> WHAT THE TASK ASKS
Find the string "DETALHES" in the listing and report every line that has it.

> AVAILABLE RECORDS
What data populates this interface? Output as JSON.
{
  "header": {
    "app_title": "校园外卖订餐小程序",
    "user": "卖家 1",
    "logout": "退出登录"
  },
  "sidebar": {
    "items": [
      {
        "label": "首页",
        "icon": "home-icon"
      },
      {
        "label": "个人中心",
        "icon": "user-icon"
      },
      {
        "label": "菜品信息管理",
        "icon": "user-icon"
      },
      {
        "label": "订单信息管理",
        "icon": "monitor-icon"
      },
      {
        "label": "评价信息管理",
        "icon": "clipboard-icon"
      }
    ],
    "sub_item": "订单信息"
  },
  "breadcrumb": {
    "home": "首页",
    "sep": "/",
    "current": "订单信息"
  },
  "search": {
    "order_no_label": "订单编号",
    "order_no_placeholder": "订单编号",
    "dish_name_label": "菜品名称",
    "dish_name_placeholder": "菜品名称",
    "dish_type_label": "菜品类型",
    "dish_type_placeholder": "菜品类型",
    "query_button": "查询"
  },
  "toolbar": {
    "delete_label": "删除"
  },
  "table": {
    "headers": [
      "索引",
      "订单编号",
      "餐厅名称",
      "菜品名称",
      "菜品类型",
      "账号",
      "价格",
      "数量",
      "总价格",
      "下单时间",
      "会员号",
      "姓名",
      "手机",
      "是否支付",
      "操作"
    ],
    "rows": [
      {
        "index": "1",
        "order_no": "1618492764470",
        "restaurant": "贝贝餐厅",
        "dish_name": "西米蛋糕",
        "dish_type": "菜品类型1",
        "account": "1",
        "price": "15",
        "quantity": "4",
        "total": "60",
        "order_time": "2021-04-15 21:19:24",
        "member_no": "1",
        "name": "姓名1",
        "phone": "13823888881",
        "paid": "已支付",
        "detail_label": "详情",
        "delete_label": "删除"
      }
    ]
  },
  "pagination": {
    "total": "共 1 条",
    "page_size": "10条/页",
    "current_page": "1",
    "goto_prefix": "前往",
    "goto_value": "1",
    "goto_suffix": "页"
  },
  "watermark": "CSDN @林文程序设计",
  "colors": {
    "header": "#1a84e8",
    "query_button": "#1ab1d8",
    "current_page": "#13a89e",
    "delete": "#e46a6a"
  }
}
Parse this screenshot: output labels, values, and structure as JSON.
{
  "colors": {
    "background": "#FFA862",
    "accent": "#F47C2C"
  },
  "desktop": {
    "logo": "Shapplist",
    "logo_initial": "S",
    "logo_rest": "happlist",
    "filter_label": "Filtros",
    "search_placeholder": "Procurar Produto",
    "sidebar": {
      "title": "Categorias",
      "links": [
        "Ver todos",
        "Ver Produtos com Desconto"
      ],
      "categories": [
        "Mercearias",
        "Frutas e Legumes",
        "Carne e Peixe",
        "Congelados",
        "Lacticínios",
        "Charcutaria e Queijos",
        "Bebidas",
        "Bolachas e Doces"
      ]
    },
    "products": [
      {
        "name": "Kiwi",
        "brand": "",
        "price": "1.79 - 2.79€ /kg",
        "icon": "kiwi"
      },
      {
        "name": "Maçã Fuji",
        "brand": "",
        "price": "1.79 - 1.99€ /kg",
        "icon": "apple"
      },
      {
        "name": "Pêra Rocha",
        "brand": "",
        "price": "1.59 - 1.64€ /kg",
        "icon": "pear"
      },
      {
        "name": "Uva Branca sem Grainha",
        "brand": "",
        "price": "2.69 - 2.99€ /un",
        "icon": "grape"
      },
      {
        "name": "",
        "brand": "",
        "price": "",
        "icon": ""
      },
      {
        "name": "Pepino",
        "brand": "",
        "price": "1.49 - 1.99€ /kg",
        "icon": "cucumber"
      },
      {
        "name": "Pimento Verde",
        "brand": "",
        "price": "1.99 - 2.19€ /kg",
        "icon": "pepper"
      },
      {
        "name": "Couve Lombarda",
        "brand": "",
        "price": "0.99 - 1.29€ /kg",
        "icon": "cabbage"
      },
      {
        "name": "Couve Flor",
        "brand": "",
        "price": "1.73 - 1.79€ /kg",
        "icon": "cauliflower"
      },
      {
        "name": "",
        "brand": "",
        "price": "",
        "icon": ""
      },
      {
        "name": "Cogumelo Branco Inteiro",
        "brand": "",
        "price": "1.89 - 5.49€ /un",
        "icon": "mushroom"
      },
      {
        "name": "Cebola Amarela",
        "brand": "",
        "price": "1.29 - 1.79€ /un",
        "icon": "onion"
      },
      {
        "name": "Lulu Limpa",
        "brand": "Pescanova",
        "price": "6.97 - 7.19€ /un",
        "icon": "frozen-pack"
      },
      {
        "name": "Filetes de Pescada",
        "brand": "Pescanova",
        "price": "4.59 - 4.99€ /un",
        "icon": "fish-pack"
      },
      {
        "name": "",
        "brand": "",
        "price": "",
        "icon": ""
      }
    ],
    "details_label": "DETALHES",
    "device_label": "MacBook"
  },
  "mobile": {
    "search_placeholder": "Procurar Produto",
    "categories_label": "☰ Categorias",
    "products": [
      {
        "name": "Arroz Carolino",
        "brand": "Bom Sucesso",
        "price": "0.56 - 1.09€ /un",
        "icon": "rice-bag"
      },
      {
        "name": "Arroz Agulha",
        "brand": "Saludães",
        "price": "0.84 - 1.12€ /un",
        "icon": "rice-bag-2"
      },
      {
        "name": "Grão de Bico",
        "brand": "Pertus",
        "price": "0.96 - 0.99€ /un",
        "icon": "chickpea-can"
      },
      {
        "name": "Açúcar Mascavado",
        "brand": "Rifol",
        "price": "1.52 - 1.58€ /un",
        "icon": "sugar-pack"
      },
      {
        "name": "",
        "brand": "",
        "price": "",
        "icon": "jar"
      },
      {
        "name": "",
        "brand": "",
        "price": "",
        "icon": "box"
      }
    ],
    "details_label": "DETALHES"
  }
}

> SOLUTION BELOW
    "details_label": "DETALHES",
    "details_label": "DETALHES"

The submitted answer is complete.